Text block:

-----

GRANDVIEW - Congressional candidate George Fearing (D) was on hand yesterday, Wednesday, making his case to Grandview Rotarians as to why he's qualified to unseat Congressman Doc Hastings.

Fearing said that through his work as an attorney, he's able to become a "zealous advocate" for his clients and set aside his personal interests. "That's how I view my role as a Congressman."

He also noted that while he's proud to be a Democrat, it will be his role to do what's best for Central Washington, which trumps his political party.

Fearing said he feels that because Central Washington is agriculturally driven, he feels strongly that he should sit on the House agricultural committee, which Hastings is not. He said it's essential to do that in order to advocate for the industry.

Fearing also said he wants to emphasize alternative energy resources.

"America is finally waking up to our dependence on foreign oil...including the Bush administration, who is finally admitting to global warming," he said. "Central Washington could and should be the leader in alternative resources."

-----

Set task 1: Duplicate the passage of the article on George Fearing's Rotary talk starting at "GRANDVIEW - Congressional" and ending at "alternative energy resources.".
Set task 2: In the article on George Fearing's Rotary talk, which House committee does Fearing say he should sit on?
Set task 3: Write the next part of the article on George Fearing's Rotary talk, picking up after its final sentence.

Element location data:
-----

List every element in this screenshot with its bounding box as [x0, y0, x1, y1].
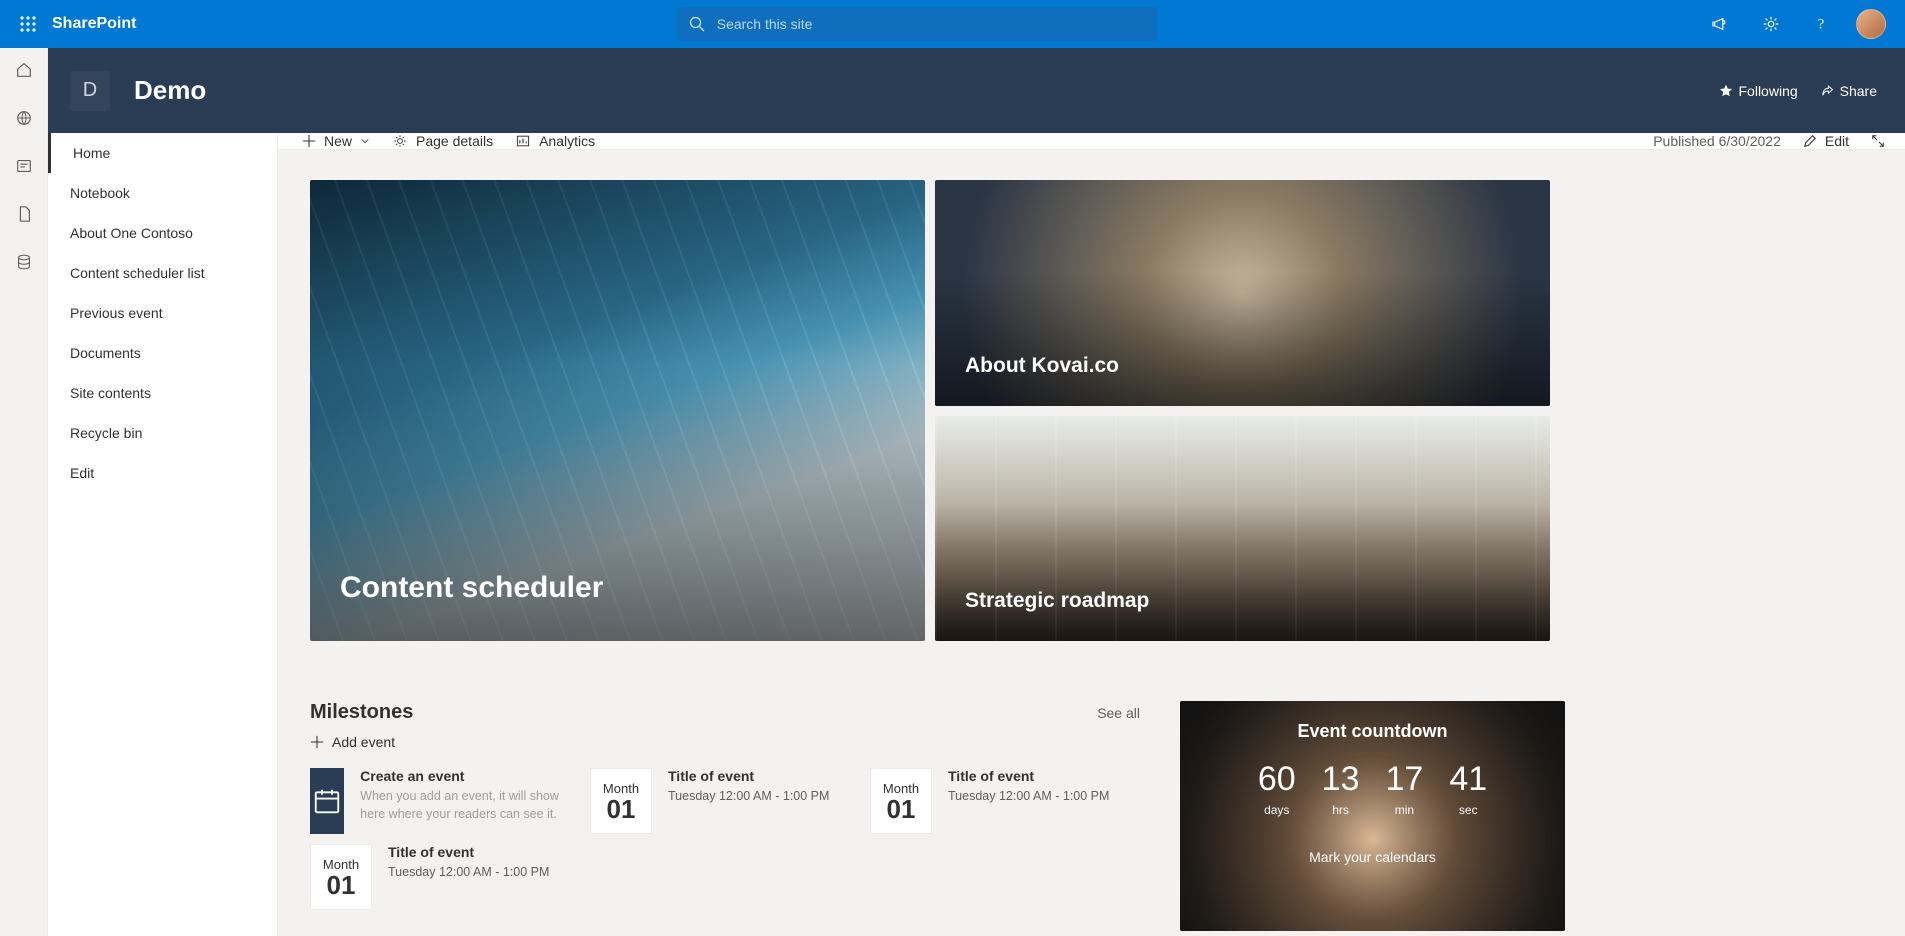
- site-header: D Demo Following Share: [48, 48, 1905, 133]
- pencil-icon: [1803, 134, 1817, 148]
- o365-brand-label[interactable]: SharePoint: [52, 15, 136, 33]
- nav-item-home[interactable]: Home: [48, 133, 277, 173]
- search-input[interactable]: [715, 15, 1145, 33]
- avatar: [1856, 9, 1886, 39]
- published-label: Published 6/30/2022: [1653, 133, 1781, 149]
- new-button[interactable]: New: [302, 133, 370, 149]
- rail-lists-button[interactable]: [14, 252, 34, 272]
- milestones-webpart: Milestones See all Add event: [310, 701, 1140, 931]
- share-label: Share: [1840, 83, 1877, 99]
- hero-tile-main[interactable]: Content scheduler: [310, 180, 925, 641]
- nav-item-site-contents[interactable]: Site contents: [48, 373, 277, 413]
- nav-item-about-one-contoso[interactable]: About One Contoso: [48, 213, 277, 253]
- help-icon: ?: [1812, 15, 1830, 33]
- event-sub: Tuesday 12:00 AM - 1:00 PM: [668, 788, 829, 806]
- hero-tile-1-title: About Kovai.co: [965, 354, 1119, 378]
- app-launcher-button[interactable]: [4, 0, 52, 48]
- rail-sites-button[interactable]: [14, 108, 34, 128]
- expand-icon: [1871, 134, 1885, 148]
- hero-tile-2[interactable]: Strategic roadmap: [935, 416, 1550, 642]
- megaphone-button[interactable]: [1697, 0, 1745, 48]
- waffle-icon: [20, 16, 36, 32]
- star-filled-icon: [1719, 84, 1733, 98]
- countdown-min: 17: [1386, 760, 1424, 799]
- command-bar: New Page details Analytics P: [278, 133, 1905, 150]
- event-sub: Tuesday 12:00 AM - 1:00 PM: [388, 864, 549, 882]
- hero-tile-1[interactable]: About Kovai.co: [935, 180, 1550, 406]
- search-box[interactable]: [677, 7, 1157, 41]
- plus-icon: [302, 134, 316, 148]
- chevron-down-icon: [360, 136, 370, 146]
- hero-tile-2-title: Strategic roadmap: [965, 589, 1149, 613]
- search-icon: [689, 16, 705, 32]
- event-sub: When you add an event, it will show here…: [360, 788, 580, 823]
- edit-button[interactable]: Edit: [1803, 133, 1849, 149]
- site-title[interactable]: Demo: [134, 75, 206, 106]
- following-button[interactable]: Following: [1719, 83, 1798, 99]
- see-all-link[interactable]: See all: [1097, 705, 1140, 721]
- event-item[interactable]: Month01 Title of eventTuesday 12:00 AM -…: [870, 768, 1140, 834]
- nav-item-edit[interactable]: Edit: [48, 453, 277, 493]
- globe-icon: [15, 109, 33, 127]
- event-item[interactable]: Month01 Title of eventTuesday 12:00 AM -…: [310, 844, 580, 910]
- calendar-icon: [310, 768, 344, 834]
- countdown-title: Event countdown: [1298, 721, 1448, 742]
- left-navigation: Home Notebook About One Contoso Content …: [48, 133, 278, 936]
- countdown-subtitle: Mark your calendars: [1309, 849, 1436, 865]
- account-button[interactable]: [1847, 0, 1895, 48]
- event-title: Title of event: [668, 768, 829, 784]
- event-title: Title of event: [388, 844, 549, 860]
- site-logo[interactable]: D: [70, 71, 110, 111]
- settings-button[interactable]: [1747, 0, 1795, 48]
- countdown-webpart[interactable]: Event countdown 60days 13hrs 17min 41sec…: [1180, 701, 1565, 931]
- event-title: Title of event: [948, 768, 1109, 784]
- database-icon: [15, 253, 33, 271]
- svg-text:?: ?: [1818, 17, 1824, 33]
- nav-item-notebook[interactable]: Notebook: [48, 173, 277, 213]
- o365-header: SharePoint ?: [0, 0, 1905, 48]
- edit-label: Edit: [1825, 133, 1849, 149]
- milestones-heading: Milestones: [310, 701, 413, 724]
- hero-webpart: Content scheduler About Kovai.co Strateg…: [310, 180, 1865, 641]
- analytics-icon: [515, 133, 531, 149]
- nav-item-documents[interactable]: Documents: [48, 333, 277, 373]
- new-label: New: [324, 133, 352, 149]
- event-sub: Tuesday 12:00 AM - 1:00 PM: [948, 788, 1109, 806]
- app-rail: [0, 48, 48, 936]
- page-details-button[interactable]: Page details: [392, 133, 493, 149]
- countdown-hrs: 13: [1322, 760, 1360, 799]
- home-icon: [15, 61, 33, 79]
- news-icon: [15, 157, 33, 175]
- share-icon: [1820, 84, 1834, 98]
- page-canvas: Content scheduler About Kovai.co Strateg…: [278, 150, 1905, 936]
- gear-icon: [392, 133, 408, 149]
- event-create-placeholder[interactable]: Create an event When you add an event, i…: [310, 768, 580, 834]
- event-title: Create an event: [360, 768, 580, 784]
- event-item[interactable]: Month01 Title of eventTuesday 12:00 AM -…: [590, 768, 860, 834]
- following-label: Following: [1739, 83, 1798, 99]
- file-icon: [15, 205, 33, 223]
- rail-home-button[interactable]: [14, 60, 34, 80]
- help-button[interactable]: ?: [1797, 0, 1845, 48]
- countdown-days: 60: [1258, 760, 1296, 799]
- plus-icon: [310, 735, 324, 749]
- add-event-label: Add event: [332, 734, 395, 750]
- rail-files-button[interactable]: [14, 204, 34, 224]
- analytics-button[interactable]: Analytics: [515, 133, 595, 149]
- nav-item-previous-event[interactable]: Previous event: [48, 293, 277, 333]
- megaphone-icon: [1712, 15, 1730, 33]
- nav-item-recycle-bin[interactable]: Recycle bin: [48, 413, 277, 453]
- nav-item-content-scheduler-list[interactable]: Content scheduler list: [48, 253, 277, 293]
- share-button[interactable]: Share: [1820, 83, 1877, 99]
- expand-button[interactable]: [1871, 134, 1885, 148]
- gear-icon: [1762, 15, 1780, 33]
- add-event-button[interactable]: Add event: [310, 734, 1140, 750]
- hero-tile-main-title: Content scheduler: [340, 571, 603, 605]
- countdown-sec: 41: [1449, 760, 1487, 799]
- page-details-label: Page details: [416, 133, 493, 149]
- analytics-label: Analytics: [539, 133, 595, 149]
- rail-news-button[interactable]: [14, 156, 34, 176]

-----

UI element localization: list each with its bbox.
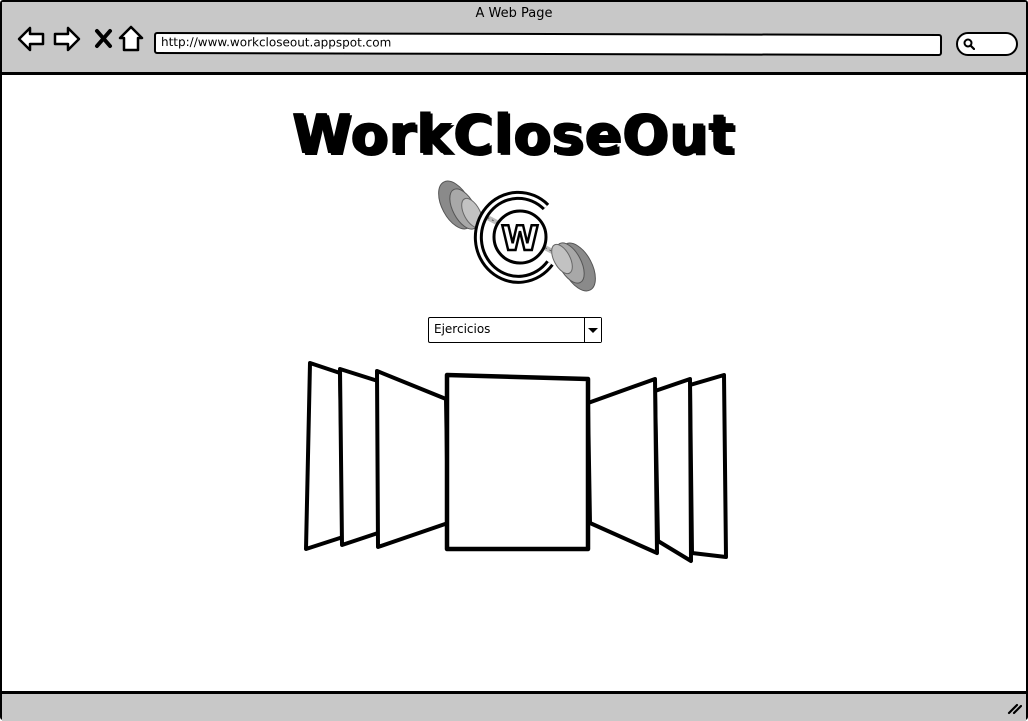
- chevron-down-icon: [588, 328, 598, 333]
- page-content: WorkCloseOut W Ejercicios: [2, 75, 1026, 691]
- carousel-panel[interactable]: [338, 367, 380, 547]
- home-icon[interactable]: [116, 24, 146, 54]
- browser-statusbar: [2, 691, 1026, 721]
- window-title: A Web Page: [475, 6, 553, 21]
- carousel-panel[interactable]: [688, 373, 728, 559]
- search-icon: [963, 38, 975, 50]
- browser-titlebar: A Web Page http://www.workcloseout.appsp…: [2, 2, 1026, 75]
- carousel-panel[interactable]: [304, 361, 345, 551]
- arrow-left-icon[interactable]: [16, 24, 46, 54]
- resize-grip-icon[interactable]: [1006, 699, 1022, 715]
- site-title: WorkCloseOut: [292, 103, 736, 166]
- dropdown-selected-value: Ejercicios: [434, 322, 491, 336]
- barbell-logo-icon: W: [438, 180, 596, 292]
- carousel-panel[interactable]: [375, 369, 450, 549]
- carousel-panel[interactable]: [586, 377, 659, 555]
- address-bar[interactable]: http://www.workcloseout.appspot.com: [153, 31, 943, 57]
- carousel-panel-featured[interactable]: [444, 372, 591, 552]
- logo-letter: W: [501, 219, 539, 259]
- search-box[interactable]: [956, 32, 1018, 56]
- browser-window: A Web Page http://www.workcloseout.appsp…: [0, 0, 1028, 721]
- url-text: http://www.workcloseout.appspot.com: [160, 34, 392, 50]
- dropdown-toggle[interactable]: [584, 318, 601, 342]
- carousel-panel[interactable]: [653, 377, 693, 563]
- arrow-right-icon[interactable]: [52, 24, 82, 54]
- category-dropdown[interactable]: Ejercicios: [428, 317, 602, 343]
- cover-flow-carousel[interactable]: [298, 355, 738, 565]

-----

Expected answer 1:
GRANDVIEW - Congressional candidate George Fearing (D) was on hand yesterday, Wednesday, making his case to Grandview Rotarians as to why he's qualified to unseat Congressman Doc Hastings.

Fearing said that through his work as an attorney, he's able to become a "zealous advocate" for his clients and set aside his personal interests. "That's how I view my role as a Congressman."

He also noted that while he's proud to be a Democrat, it will be his role to do what's best for Central Washington, which trumps his political party.

Fearing said he feels that because Central Washington is agriculturally driven, he feels strongly that he should sit on the House agricultural committee, which Hastings is not. He said it's essential to do that in order to advocate for the industry.

Fearing also said he wants to emphasize alternative energy resources.

Expected answer 2: The House agricultural committee.

Expected answer 3:
He said that while most Democrats are opposed to nuclear energy, he is not. But he did note that Hanford is one of the most contaminated radiological sites, "second to Chernobyl." He said if he's elected, he'll work with the Department of Energy to get Hanford caught up in terms of clean-up.

When he noted the contamination, he also noted a great deal of pride in Hanford's role in World War II and the Cold War.

"My primary task is to make sure the federal government lives up to its promise to clean up the site."

He said that he is often asked if he would've supported the bailout plan and the answer is no, for several reasons.

He said it didn't address the root cause of financial woes, or, as he put it, the deregulation of banks.

He also said it contained pork spending elements and that it focused more on banks and not homeowners facing foreclosure.

But, he said, "I would've worked hard for a plan that addresses the issues."